● **Problem requirements**
Pick out the lines containing "rates".

** Start Data entries **

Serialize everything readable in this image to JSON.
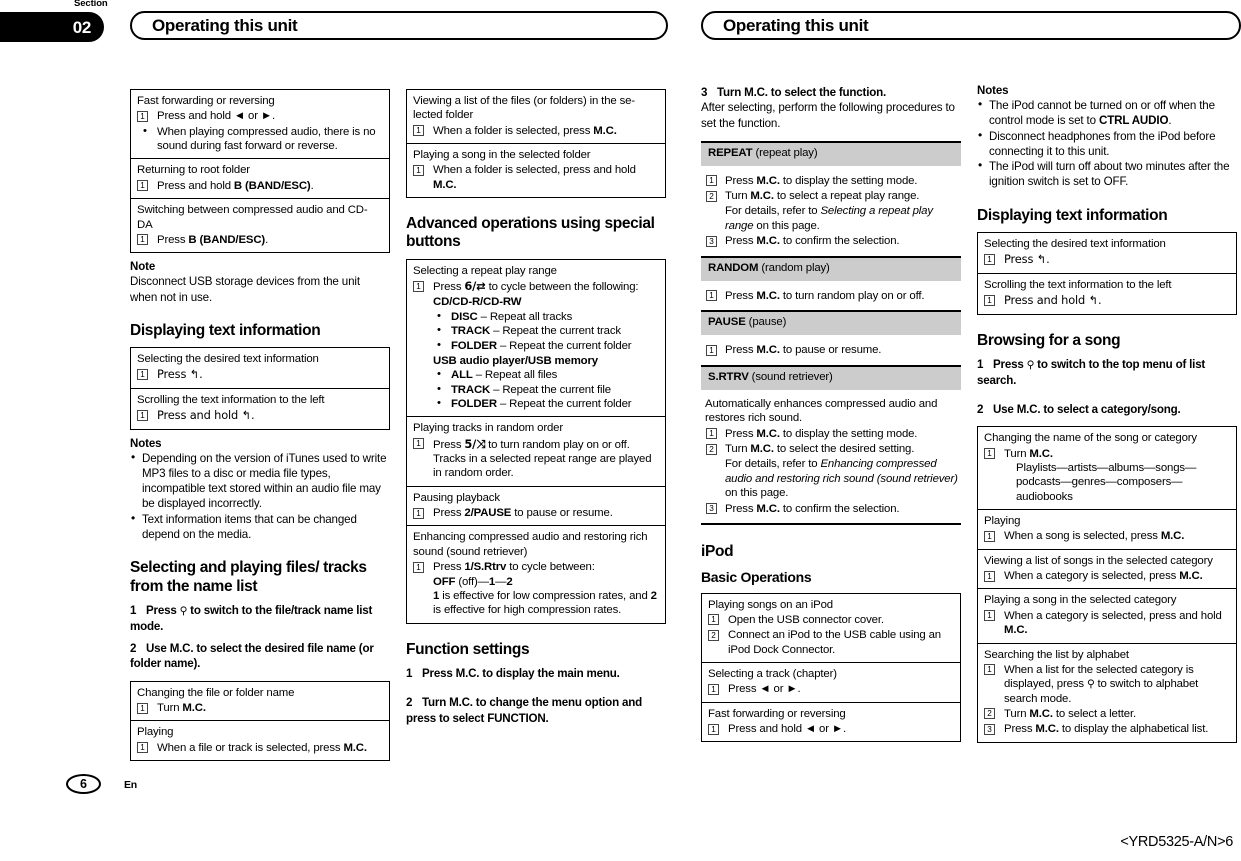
{
  "page": {
    "section_word": "Section",
    "section_number": "02",
    "running_head_left": "Operating this unit",
    "running_head_right": "Operating this unit",
    "page_number": "6",
    "language_code": "En",
    "document_id": "<YRD5325-A/N>6"
  },
  "col1": {
    "table1": {
      "rows": [
        {
          "title": "Fast forwarding or reversing",
          "step": "Press and hold ◄ or ►.",
          "bullet": "When playing compressed audio, there is no sound during fast forward or reverse."
        },
        {
          "title": "Returning to root folder",
          "step_prefix": "Press and hold ",
          "step_bold": "B (BAND/ESC)",
          "step_suffix": "."
        },
        {
          "title": "Switching between compressed audio and CD-DA",
          "step_prefix": "Press ",
          "step_bold": "B (BAND/ESC)",
          "step_suffix": "."
        }
      ]
    },
    "note_heading": "Note",
    "note_text": "Disconnect USB storage devices from the unit when not in use.",
    "heading_display_text": "Displaying text information",
    "table2": {
      "rows": [
        {
          "title": "Selecting the desired text information",
          "step": "Press ↰."
        },
        {
          "title": "Scrolling the text information to the left",
          "step": "Press and hold ↰."
        }
      ]
    },
    "notes_heading": "Notes",
    "notes": [
      "Depending on the version of iTunes used to write MP3 files to a disc or media file types, incompatible text stored within an audio file may be displayed incorrectly.",
      "Text information items that can be changed depend on the media."
    ],
    "heading_selecting": "Selecting and playing files/ tracks from the name list",
    "step1_num": "1",
    "step1_text_a": "Press",
    "step1_text_b": "to switch to the file/track name list mode.",
    "step2_num": "2",
    "step2_text": "Use M.C. to select the desired file name (or folder name).",
    "table3": {
      "rows": [
        {
          "title": "Changing the file or folder name",
          "step_prefix": "Turn ",
          "step_bold": "M.C."
        },
        {
          "title": "Playing",
          "step_prefix": "When a file or track is selected, press ",
          "step_bold": "M.C."
        }
      ]
    }
  },
  "col2": {
    "table1": {
      "rows": [
        {
          "title": "Viewing a list of the files (or folders) in the se-lected folder",
          "step_prefix": "When a folder is selected, press ",
          "step_bold": "M.C."
        },
        {
          "title": "Playing a song in the selected folder",
          "step_prefix": "When a folder is selected, press and hold ",
          "step_bold": "M.C."
        }
      ]
    },
    "heading_advanced": "Advanced operations using special buttons",
    "repeat_row": {
      "title": "Selecting a repeat play range",
      "step_prefix": "Press ",
      "step_button": "6/⇄",
      "step_suffix": " to cycle between the following:",
      "group1_label": "CD/CD-R/CD-RW",
      "group1_items": [
        {
          "bold": "DISC",
          "text": " – Repeat all tracks"
        },
        {
          "bold": "TRACK",
          "text": " – Repeat the current track"
        },
        {
          "bold": "FOLDER",
          "text": " – Repeat the current folder"
        }
      ],
      "group2_label": "USB audio player/USB memory",
      "group2_items": [
        {
          "bold": "ALL",
          "text": " – Repeat all files"
        },
        {
          "bold": "TRACK",
          "text": " – Repeat the current file"
        },
        {
          "bold": "FOLDER",
          "text": " – Repeat the current folder"
        }
      ]
    },
    "random_row": {
      "title": "Playing tracks in random order",
      "step_prefix": "Press ",
      "step_button": "5/⤨",
      "step_suffix": " to turn random play on or off.",
      "sub": "Tracks in a selected repeat range are played in random order."
    },
    "pause_row": {
      "title": "Pausing playback",
      "step_prefix": "Press ",
      "step_bold": "2/PAUSE",
      "step_suffix": " to pause or resume."
    },
    "srtrv_row": {
      "title": "Enhancing compressed audio and restoring rich sound (sound retriever)",
      "step_prefix": "Press ",
      "step_bold": "1/S.Rtrv",
      "step_suffix": " to cycle between:",
      "modes_a": "OFF",
      "modes_b": " (off)—",
      "modes_c": "1",
      "modes_d": "—",
      "modes_e": "2",
      "desc_a": "1",
      "desc_b": " is effective for low compression rates, and ",
      "desc_c": "2",
      "desc_d": " is effective for high compression rates."
    },
    "heading_function": "Function settings",
    "fstep1_num": "1",
    "fstep1_text": "Press M.C. to display the main menu.",
    "fstep2_num": "2",
    "fstep2_text": "Turn M.C. to change the menu option and press to select FUNCTION."
  },
  "col3": {
    "step3_num": "3",
    "step3_text": "Turn M.C. to select the function.",
    "step3_body": "After selecting, perform the following procedures to set the function.",
    "bands": [
      {
        "name": "REPEAT",
        "desc": " (repeat play)",
        "steps": [
          {
            "n": "1",
            "prefix": "Press ",
            "bold": "M.C.",
            "suffix": " to display the setting mode."
          },
          {
            "n": "2",
            "prefix": "Turn ",
            "bold": "M.C.",
            "suffix": " to select a repeat play range.",
            "sub_a": "For details, refer to ",
            "sub_i": "Selecting a repeat play range",
            "sub_b": " on this page."
          },
          {
            "n": "3",
            "prefix": "Press ",
            "bold": "M.C.",
            "suffix": " to confirm the selection."
          }
        ]
      },
      {
        "name": "RANDOM",
        "desc": " (random play)",
        "steps": [
          {
            "n": "1",
            "prefix": "Press ",
            "bold": "M.C.",
            "suffix": " to turn random play on or off."
          }
        ]
      },
      {
        "name": "PAUSE",
        "desc": " (pause)",
        "steps": [
          {
            "n": "1",
            "prefix": "Press ",
            "bold": "M.C.",
            "suffix": " to pause or resume."
          }
        ]
      },
      {
        "name": "S.RTRV",
        "desc": " (sound retriever)",
        "intro": "Automatically enhances compressed audio and restores rich sound.",
        "steps": [
          {
            "n": "1",
            "prefix": "Press ",
            "bold": "M.C.",
            "suffix": " to display the setting mode."
          },
          {
            "n": "2",
            "prefix": "Turn ",
            "bold": "M.C.",
            "suffix": " to select the desired setting.",
            "sub_a": "For details, refer to ",
            "sub_i": "Enhancing compressed audio and restoring rich sound (sound retriever)",
            "sub_b": " on this page."
          },
          {
            "n": "3",
            "prefix": "Press ",
            "bold": "M.C.",
            "suffix": " to confirm the selection."
          }
        ]
      }
    ],
    "heading_ipod": "iPod",
    "heading_basic": "Basic Operations",
    "table": {
      "rows": [
        {
          "title": "Playing songs on an iPod",
          "steps": [
            {
              "n": "1",
              "text": "Open the USB connector cover."
            },
            {
              "n": "2",
              "text": "Connect an iPod to the USB cable using an iPod Dock Connector."
            }
          ]
        },
        {
          "title": "Selecting a track (chapter)",
          "steps": [
            {
              "n": "1",
              "text": "Press ◄ or ►."
            }
          ]
        },
        {
          "title": "Fast forwarding or reversing",
          "steps": [
            {
              "n": "1",
              "text": "Press and hold ◄ or ►."
            }
          ]
        }
      ]
    }
  },
  "col4": {
    "notes_heading": "Notes",
    "notes": [
      {
        "a": "The iPod cannot be turned on or off when the control mode is set to ",
        "bold": "CTRL AUDIO",
        "b": "."
      },
      {
        "a": "Disconnect headphones from the iPod before connecting it to this unit.",
        "bold": "",
        "b": ""
      },
      {
        "a": "The iPod will turn off about two minutes after the ignition switch is set to OFF.",
        "bold": "",
        "b": ""
      }
    ],
    "heading_display_text": "Displaying text information",
    "table1": {
      "rows": [
        {
          "title": "Selecting the desired text information",
          "step": "Press ↰."
        },
        {
          "title": "Scrolling the text information to the left",
          "step": "Press and hold ↰."
        }
      ]
    },
    "heading_browsing": "Browsing for a song",
    "bstep1_num": "1",
    "bstep1_a": "Press",
    "bstep1_b": "to switch to the top menu of list search.",
    "bstep2_num": "2",
    "bstep2_text": "Use M.C. to select a category/song.",
    "table2": {
      "rows": [
        {
          "title": "Changing the name of the song or category",
          "step_prefix": "Turn ",
          "step_bold": "M.C.",
          "sub": "Playlists—artists—albums—songs—podcasts—genres—composers—audiobooks"
        },
        {
          "title": "Playing",
          "step_prefix": "When a song is selected, press ",
          "step_bold": "M.C."
        },
        {
          "title": "Viewing a list of songs in the selected category",
          "step_prefix": "When a category is selected, press ",
          "step_bold": "M.C."
        },
        {
          "title": "Playing a song in the selected category",
          "step_prefix": "When a category is selected, press and hold ",
          "step_bold": "M.C."
        },
        {
          "title": "Searching the list by alphabet",
          "steps": [
            {
              "n": "1",
              "a": "When a list for the selected category is displayed, press ",
              "icon": "search-icon",
              "b": " to switch to alphabet search mode."
            },
            {
              "n": "2",
              "a": "Turn ",
              "bold": "M.C.",
              "b": " to select a letter."
            },
            {
              "n": "3",
              "a": "Press ",
              "bold": "M.C.",
              "b": " to display the alphabetical list."
            }
          ]
        }
      ]
    }
  },
  "colors": {
    "band_gray": "#cccccc",
    "rule_black": "#000000"
  }
}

** End Data entries **

● **Problem solution**
      "desc_b": " is effective for low compression rates, and ",
      "desc_d": " is effective for high compression rates."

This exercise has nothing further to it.